[Records supplied]
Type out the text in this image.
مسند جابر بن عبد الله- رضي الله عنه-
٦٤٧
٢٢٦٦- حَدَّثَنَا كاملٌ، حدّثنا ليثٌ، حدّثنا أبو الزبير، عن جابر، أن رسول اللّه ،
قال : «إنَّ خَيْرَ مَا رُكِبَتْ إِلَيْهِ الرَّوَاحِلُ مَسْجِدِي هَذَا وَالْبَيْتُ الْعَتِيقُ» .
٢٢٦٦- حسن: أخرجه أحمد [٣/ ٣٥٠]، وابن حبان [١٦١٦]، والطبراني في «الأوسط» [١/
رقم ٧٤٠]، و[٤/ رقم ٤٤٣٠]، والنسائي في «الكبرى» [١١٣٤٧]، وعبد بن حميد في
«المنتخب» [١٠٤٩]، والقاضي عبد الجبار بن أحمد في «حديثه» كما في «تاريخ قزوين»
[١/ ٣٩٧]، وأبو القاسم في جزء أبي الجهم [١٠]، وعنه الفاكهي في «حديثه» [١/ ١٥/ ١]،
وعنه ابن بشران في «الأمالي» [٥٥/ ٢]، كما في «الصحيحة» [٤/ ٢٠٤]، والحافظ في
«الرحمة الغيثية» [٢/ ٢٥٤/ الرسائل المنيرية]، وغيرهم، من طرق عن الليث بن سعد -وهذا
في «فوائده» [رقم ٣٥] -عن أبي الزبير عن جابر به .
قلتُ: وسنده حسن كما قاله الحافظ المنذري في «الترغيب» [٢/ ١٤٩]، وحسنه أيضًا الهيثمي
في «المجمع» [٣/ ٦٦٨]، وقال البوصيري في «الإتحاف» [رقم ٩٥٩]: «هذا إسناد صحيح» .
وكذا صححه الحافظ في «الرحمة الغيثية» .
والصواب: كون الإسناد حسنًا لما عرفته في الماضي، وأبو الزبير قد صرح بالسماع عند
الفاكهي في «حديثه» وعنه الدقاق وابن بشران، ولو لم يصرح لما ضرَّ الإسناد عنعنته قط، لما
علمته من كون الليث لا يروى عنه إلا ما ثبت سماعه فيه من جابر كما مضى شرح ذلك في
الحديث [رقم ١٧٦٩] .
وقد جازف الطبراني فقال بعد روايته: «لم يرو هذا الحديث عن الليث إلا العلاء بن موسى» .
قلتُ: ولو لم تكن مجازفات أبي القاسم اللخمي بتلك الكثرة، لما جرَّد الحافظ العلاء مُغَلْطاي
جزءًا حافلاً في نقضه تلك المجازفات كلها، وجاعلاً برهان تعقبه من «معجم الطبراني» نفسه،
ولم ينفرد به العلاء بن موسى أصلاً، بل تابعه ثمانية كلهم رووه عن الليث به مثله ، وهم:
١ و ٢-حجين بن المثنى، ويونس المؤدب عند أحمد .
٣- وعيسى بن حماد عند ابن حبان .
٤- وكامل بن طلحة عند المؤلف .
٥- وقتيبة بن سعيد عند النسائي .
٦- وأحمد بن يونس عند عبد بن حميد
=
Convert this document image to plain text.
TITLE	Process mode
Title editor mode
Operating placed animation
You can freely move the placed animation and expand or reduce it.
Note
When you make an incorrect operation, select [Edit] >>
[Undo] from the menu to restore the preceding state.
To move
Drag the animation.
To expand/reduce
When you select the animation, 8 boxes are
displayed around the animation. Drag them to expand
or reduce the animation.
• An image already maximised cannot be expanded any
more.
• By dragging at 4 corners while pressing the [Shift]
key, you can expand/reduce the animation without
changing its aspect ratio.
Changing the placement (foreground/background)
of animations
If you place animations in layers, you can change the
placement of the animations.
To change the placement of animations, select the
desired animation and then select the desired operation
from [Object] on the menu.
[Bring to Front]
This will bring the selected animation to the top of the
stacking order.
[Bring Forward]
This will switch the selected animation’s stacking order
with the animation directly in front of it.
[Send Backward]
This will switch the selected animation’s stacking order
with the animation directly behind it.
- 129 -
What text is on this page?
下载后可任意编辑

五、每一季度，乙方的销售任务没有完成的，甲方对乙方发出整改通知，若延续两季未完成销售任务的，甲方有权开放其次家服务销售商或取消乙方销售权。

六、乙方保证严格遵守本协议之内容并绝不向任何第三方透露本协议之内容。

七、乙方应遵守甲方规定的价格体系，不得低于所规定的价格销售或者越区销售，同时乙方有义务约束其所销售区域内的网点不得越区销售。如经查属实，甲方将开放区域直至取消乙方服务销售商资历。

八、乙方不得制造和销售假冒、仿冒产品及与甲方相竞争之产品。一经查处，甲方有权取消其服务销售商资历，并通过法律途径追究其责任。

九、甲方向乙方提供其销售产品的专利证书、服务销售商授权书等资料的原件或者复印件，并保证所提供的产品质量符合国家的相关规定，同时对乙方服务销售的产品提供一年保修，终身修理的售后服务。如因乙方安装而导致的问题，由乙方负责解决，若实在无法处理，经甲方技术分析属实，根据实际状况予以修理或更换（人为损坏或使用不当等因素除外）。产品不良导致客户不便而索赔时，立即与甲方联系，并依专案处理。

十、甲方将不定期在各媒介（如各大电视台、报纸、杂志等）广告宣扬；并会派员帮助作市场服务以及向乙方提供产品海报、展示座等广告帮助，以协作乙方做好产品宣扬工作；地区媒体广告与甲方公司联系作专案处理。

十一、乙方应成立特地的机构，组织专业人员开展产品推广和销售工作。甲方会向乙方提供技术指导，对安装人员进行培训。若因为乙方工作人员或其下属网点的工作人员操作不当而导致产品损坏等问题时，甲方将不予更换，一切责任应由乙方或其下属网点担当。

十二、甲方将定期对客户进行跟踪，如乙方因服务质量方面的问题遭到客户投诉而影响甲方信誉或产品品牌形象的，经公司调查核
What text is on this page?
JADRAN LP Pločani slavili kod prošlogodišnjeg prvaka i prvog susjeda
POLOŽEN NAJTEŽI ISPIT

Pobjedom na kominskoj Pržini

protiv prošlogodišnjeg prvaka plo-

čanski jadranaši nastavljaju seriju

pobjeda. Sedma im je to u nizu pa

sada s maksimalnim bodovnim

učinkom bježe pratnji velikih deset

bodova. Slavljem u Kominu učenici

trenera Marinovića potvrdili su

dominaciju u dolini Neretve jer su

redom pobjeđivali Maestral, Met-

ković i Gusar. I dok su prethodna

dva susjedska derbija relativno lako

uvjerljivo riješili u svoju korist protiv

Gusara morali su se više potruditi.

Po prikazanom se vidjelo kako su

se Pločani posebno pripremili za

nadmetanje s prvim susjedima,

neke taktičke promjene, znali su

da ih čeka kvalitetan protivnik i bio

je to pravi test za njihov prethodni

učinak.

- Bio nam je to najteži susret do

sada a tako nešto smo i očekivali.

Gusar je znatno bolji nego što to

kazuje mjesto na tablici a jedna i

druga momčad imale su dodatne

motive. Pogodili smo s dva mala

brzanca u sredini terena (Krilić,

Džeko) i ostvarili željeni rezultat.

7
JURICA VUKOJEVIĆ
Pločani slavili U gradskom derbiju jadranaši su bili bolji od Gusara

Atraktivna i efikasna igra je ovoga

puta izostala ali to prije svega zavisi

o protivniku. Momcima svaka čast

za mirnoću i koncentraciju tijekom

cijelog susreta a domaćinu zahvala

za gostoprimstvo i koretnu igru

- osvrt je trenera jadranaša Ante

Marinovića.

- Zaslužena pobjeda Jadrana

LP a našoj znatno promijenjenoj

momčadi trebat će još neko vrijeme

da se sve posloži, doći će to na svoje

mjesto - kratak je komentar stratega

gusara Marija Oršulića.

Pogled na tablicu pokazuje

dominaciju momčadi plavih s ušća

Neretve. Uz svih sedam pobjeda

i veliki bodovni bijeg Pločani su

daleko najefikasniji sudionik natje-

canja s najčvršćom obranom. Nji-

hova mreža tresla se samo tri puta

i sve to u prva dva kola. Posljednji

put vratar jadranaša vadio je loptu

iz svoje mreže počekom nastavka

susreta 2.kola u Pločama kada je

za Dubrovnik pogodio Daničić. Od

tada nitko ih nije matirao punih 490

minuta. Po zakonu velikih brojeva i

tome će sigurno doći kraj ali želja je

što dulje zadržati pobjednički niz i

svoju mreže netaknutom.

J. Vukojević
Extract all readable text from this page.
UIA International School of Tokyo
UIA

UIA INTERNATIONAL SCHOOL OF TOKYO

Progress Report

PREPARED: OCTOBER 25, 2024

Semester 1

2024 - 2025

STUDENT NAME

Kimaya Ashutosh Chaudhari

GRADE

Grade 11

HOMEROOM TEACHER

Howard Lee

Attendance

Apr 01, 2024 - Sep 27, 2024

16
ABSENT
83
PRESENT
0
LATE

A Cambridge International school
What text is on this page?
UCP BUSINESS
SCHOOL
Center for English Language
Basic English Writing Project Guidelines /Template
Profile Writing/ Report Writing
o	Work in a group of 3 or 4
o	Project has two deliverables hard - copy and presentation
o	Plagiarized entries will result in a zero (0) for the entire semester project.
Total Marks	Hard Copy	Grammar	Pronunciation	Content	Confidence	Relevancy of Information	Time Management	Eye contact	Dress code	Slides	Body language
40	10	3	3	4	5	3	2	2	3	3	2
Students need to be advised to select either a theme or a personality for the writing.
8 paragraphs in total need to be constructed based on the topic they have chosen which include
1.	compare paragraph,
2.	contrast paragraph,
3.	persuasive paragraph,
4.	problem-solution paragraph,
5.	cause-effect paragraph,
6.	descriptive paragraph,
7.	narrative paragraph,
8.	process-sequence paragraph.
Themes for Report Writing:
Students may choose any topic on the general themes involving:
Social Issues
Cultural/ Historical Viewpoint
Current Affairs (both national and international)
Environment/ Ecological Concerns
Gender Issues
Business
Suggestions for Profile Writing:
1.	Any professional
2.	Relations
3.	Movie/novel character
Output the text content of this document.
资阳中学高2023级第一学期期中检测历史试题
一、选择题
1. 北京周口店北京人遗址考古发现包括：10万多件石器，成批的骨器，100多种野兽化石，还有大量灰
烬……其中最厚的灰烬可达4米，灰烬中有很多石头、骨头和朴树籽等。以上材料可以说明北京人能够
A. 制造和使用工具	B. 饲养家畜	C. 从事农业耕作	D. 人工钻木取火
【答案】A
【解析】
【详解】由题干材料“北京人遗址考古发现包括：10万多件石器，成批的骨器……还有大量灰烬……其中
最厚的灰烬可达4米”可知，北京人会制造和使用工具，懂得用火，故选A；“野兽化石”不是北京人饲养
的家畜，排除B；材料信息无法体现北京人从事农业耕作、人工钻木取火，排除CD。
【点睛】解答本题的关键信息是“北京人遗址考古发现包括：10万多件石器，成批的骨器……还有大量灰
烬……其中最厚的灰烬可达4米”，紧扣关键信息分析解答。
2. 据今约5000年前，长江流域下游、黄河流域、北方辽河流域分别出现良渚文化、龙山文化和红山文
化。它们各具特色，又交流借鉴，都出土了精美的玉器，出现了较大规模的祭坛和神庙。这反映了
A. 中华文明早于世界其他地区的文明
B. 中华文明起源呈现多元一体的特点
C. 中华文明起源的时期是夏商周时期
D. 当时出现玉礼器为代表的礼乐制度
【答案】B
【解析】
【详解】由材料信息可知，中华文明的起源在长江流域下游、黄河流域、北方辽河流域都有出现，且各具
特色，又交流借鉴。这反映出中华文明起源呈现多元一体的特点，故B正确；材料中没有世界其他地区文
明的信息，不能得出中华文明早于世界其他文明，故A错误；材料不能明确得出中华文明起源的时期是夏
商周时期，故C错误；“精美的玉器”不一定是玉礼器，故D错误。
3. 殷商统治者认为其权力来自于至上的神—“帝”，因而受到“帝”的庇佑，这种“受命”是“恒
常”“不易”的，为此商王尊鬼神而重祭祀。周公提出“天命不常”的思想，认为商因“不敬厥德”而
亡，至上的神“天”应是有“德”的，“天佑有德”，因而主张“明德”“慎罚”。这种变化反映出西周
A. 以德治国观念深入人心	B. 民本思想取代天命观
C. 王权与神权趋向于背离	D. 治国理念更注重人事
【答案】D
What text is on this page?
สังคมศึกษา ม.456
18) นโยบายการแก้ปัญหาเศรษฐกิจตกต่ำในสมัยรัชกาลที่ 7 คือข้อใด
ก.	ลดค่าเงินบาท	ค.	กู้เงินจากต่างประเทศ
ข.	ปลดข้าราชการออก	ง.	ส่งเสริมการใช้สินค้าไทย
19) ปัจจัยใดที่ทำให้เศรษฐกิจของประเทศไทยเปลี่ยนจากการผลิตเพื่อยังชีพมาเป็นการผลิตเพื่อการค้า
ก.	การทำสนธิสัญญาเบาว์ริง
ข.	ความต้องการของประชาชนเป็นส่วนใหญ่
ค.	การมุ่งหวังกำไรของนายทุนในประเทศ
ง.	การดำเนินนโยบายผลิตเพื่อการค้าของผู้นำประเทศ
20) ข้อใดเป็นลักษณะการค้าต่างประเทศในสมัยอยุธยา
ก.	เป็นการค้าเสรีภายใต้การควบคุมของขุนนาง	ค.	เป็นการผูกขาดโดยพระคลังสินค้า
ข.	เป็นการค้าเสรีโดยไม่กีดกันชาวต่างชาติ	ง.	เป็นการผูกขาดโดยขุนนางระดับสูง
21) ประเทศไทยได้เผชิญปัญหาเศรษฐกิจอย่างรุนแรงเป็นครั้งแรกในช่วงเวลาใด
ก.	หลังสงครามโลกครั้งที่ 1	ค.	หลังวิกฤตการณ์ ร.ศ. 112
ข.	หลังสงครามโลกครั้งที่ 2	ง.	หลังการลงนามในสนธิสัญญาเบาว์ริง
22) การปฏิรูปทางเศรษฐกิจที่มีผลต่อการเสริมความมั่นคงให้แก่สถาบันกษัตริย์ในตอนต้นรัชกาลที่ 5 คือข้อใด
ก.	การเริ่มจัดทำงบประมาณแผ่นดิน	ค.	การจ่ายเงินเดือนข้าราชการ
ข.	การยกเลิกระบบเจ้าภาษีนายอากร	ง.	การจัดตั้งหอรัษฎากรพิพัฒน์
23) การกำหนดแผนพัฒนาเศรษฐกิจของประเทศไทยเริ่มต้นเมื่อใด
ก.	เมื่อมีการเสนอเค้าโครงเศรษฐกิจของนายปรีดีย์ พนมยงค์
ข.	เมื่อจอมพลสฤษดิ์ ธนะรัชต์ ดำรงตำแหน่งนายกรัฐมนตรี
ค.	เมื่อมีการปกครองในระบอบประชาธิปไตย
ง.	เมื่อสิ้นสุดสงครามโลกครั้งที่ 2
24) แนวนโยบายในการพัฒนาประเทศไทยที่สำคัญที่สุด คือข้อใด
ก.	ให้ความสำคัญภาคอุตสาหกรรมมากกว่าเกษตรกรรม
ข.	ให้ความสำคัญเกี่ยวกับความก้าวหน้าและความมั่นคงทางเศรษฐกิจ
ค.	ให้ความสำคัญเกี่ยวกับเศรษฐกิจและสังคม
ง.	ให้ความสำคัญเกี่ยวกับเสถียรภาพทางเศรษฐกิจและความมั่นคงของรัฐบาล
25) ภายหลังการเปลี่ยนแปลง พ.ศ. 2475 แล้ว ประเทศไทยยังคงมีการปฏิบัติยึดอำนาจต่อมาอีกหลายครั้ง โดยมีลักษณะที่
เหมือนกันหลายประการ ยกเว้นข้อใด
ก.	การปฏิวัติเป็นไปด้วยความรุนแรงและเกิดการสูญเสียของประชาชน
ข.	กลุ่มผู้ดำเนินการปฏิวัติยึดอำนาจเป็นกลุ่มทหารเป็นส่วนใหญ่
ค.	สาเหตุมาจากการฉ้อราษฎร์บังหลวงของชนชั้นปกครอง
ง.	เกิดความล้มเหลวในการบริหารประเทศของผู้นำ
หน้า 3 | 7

[What needs to be done] Select every line of the material above holding the word "ความสำค" and copy it.

[Final result]
ก.	ให้ความสำคัญภาคอุตสาหกรรมมากกว่าเกษตรกรรม
ข.	ให้ความสำคัญเกี่ยวกับความก้าวหน้าและความมั่นคงทางเศรษฐกิจ
ค.	ให้ความสำคัญเกี่ยวกับเศรษฐกิจและสังคม
ง.	ให้ความสำคัญเกี่ยวกับเสถียรภาพทางเศรษฐกิจและความมั่นคงของรัฐบาล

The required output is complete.